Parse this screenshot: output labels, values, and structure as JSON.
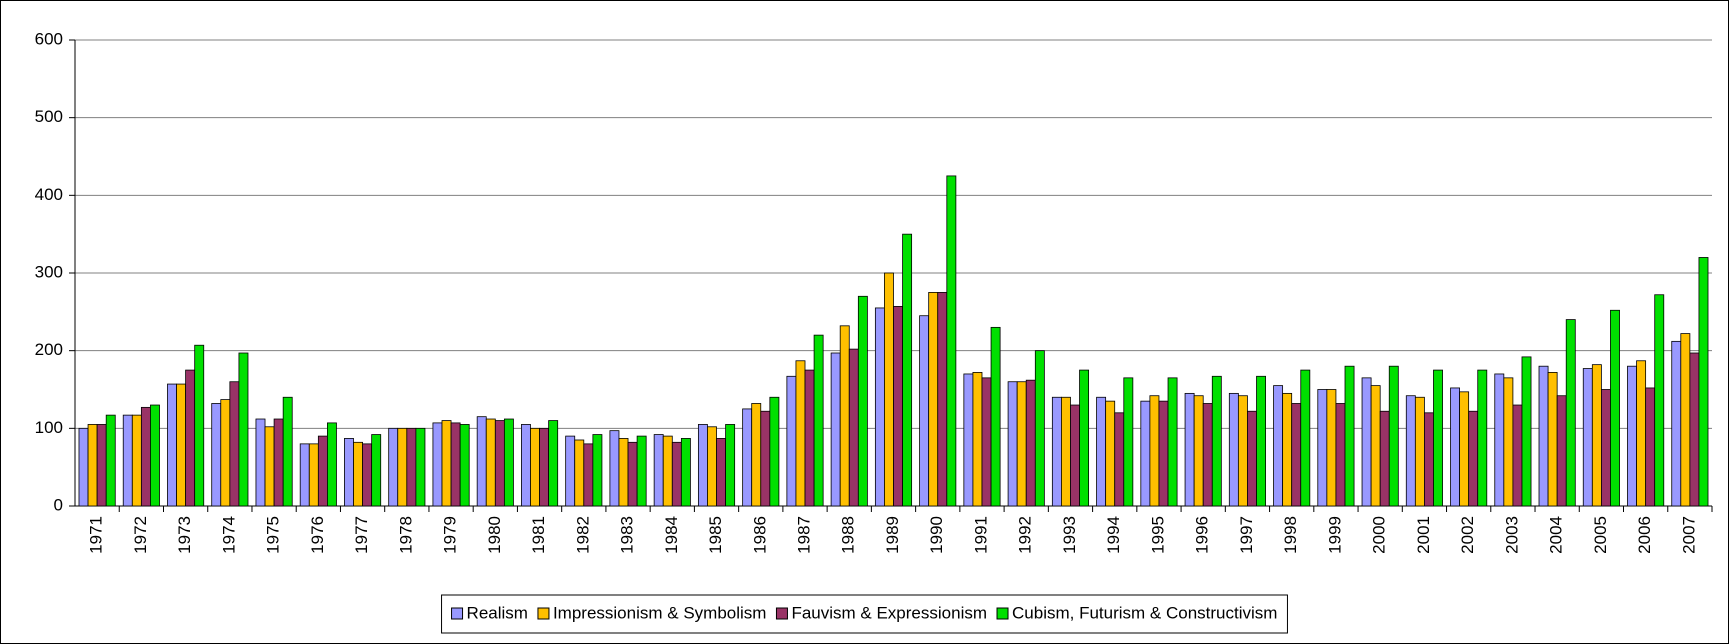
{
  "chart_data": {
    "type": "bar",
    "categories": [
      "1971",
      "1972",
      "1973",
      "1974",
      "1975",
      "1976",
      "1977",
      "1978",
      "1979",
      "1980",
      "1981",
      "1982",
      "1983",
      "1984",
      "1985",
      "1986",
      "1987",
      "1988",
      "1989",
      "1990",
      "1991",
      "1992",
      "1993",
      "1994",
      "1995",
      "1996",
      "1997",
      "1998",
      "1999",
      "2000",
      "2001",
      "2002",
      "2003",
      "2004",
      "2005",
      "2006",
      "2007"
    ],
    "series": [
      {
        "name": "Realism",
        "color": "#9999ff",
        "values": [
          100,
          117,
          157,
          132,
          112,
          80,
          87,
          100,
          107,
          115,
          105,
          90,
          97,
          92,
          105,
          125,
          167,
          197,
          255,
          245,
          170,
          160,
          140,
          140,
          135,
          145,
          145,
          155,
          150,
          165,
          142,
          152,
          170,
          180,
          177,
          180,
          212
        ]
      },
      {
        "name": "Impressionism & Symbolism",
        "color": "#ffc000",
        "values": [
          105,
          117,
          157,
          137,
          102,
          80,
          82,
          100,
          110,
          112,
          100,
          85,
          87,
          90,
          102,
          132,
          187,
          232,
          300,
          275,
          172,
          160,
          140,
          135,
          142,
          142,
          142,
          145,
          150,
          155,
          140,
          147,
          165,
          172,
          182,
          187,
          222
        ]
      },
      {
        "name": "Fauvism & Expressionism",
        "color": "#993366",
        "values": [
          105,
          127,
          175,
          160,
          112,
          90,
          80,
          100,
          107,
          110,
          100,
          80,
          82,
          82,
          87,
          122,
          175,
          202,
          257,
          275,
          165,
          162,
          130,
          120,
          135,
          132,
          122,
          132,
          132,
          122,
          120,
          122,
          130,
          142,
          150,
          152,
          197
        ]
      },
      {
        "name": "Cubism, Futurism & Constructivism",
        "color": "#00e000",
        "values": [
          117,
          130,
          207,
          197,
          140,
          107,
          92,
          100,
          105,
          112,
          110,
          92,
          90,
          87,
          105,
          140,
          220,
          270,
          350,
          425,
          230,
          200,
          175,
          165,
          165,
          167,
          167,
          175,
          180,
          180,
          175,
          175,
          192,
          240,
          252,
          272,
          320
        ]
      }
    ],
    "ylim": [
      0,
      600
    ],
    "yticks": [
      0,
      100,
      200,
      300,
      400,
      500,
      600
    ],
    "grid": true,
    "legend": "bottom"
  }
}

═══

Repeat every record precisely. Any picture among them stays out of the copy.

Answer to this task -
Parse this screenshot: output labels, values, and structure as JSON.
{
  "chart_data": {
    "type": "bar",
    "categories": [
      "1971",
      "1972",
      "1973",
      "1974",
      "1975",
      "1976",
      "1977",
      "1978",
      "1979",
      "1980",
      "1981",
      "1982",
      "1983",
      "1984",
      "1985",
      "1986",
      "1987",
      "1988",
      "1989",
      "1990",
      "1991",
      "1992",
      "1993",
      "1994",
      "1995",
      "1996",
      "1997",
      "1998",
      "1999",
      "2000",
      "2001",
      "2002",
      "2003",
      "2004",
      "2005",
      "2006",
      "2007"
    ],
    "series": [
      {
        "name": "Realism",
        "color": "#9999ff",
        "values": [
          100,
          117,
          157,
          132,
          112,
          80,
          87,
          100,
          107,
          115,
          105,
          90,
          97,
          92,
          105,
          125,
          167,
          197,
          255,
          245,
          170,
          160,
          140,
          140,
          135,
          145,
          145,
          155,
          150,
          165,
          142,
          152,
          170,
          180,
          177,
          180,
          212
        ]
      },
      {
        "name": "Impressionism & Symbolism",
        "color": "#ffc000",
        "values": [
          105,
          117,
          157,
          137,
          102,
          80,
          82,
          100,
          110,
          112,
          100,
          85,
          87,
          90,
          102,
          132,
          187,
          232,
          300,
          275,
          172,
          160,
          140,
          135,
          142,
          142,
          142,
          145,
          150,
          155,
          140,
          147,
          165,
          172,
          182,
          187,
          222
        ]
      },
      {
        "name": "Fauvism & Expressionism",
        "color": "#993366",
        "values": [
          105,
          127,
          175,
          160,
          112,
          90,
          80,
          100,
          107,
          110,
          100,
          80,
          82,
          82,
          87,
          122,
          175,
          202,
          257,
          275,
          165,
          162,
          130,
          120,
          135,
          132,
          122,
          132,
          132,
          122,
          120,
          122,
          130,
          142,
          150,
          152,
          197
        ]
      },
      {
        "name": "Cubism, Futurism & Constructivism",
        "color": "#00e000",
        "values": [
          117,
          130,
          207,
          197,
          140,
          107,
          92,
          100,
          105,
          112,
          110,
          92,
          90,
          87,
          105,
          140,
          220,
          270,
          350,
          425,
          230,
          200,
          175,
          165,
          165,
          167,
          167,
          175,
          180,
          180,
          175,
          175,
          192,
          240,
          252,
          272,
          320
        ]
      }
    ],
    "ylim": [
      0,
      600
    ],
    "yticks": [
      0,
      100,
      200,
      300,
      400,
      500,
      600
    ],
    "grid": true,
    "legend": "bottom"
  }
}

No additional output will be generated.